▸ DIRECTION
Reproduce exactly the entries from the "Serialize everything readable" line to the end. Skip all pictures.

▸ Data listing
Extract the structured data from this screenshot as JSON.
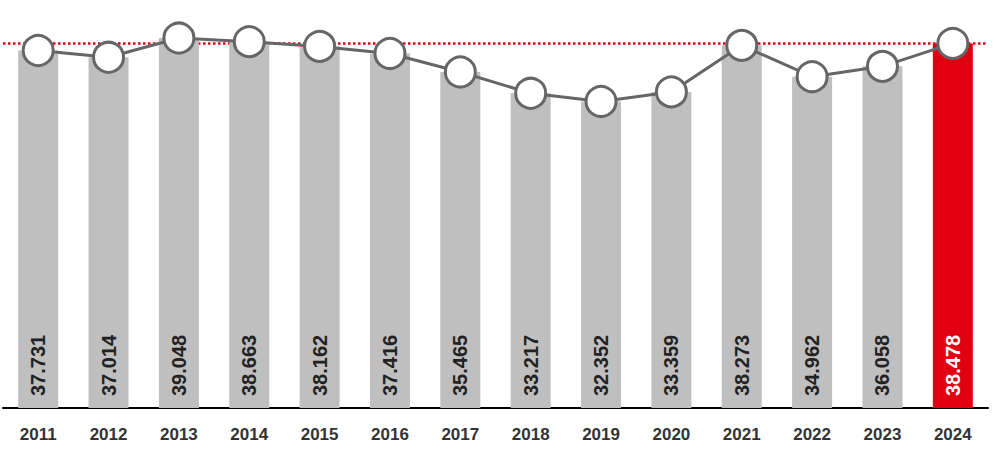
{
  "chart_data": {
    "type": "bar",
    "categories": [
      "2011",
      "2012",
      "2013",
      "2014",
      "2015",
      "2016",
      "2017",
      "2018",
      "2019",
      "2020",
      "2021",
      "2022",
      "2023",
      "2024"
    ],
    "values": [
      37.731,
      37.014,
      39.048,
      38.663,
      38.162,
      37.416,
      35.465,
      33.217,
      32.352,
      33.359,
      38.273,
      34.962,
      36.058,
      38.478
    ],
    "colors": [
      "#bfbfbf",
      "#bfbfbf",
      "#bfbfbf",
      "#bfbfbf",
      "#bfbfbf",
      "#bfbfbf",
      "#bfbfbf",
      "#bfbfbf",
      "#bfbfbf",
      "#bfbfbf",
      "#bfbfbf",
      "#bfbfbf",
      "#bfbfbf",
      "#e00012"
    ],
    "reference_line": 38.478,
    "ylim": [
      0,
      40
    ],
    "yticks": [
      0,
      40
    ],
    "grid": false,
    "tick_labels": "x",
    "data_labels": true,
    "marker": "circle",
    "line_style": "solid"
  }
}
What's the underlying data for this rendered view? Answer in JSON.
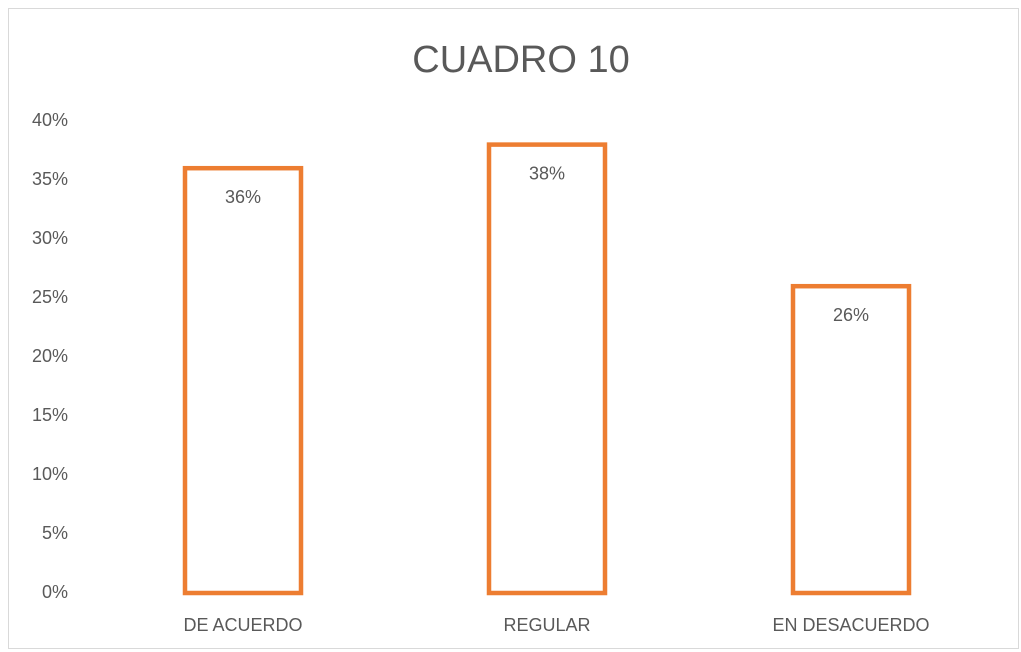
{
  "chart_data": {
    "type": "bar",
    "title": "CUADRO 10",
    "categories": [
      "DE ACUERDO",
      "REGULAR",
      "EN DESACUERDO"
    ],
    "values": [
      36,
      38,
      26
    ],
    "value_labels": [
      "36%",
      "38%",
      "26%"
    ],
    "color": "#ed7d31",
    "ylim": [
      0,
      40
    ],
    "yticks": [
      {
        "value": 0,
        "label": "0%"
      },
      {
        "value": 5,
        "label": "5%"
      },
      {
        "value": 10,
        "label": "10%"
      },
      {
        "value": 15,
        "label": "15%"
      },
      {
        "value": 20,
        "label": "20%"
      },
      {
        "value": 25,
        "label": "25%"
      },
      {
        "value": 30,
        "label": "30%"
      },
      {
        "value": 35,
        "label": "35%"
      },
      {
        "value": 40,
        "label": "40%"
      }
    ],
    "grid": false
  }
}
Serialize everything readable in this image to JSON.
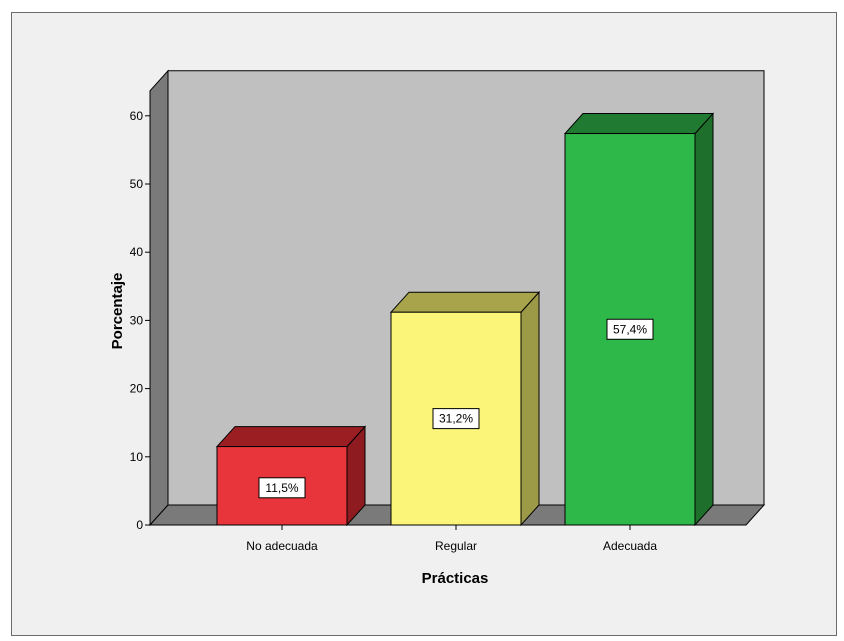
{
  "chart_data": {
    "type": "bar",
    "categories": [
      "No adecuada",
      "Regular",
      "Adecuada"
    ],
    "values": [
      11.5,
      31.2,
      57.4
    ],
    "value_labels": [
      "11,5%",
      "31,2%",
      "57,4%"
    ],
    "xlabel": "Prácticas",
    "ylabel": "Porcentaje",
    "ylim": [
      0,
      60
    ],
    "yticks": [
      0,
      10,
      20,
      30,
      40,
      50,
      60
    ],
    "grid": false,
    "style": "3d",
    "colors": [
      "#e8353b",
      "#fbf67a",
      "#2fb84a"
    ],
    "side_colors": [
      "#8e1b1f",
      "#9d9a47",
      "#1e6f2c"
    ],
    "top_colors": [
      "#9b1e22",
      "#a8a44c",
      "#217a31"
    ]
  }
}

▸ EXERCISE ANSWER
Serialize everything readable in this image to JSON.
{
  "chart_data": {
    "type": "bar",
    "categories": [
      "No adecuada",
      "Regular",
      "Adecuada"
    ],
    "values": [
      11.5,
      31.2,
      57.4
    ],
    "value_labels": [
      "11,5%",
      "31,2%",
      "57,4%"
    ],
    "xlabel": "Prácticas",
    "ylabel": "Porcentaje",
    "ylim": [
      0,
      60
    ],
    "yticks": [
      0,
      10,
      20,
      30,
      40,
      50,
      60
    ],
    "grid": false,
    "style": "3d",
    "colors": [
      "#e8353b",
      "#fbf67a",
      "#2fb84a"
    ],
    "side_colors": [
      "#8e1b1f",
      "#9d9a47",
      "#1e6f2c"
    ],
    "top_colors": [
      "#9b1e22",
      "#a8a44c",
      "#217a31"
    ]
  }
}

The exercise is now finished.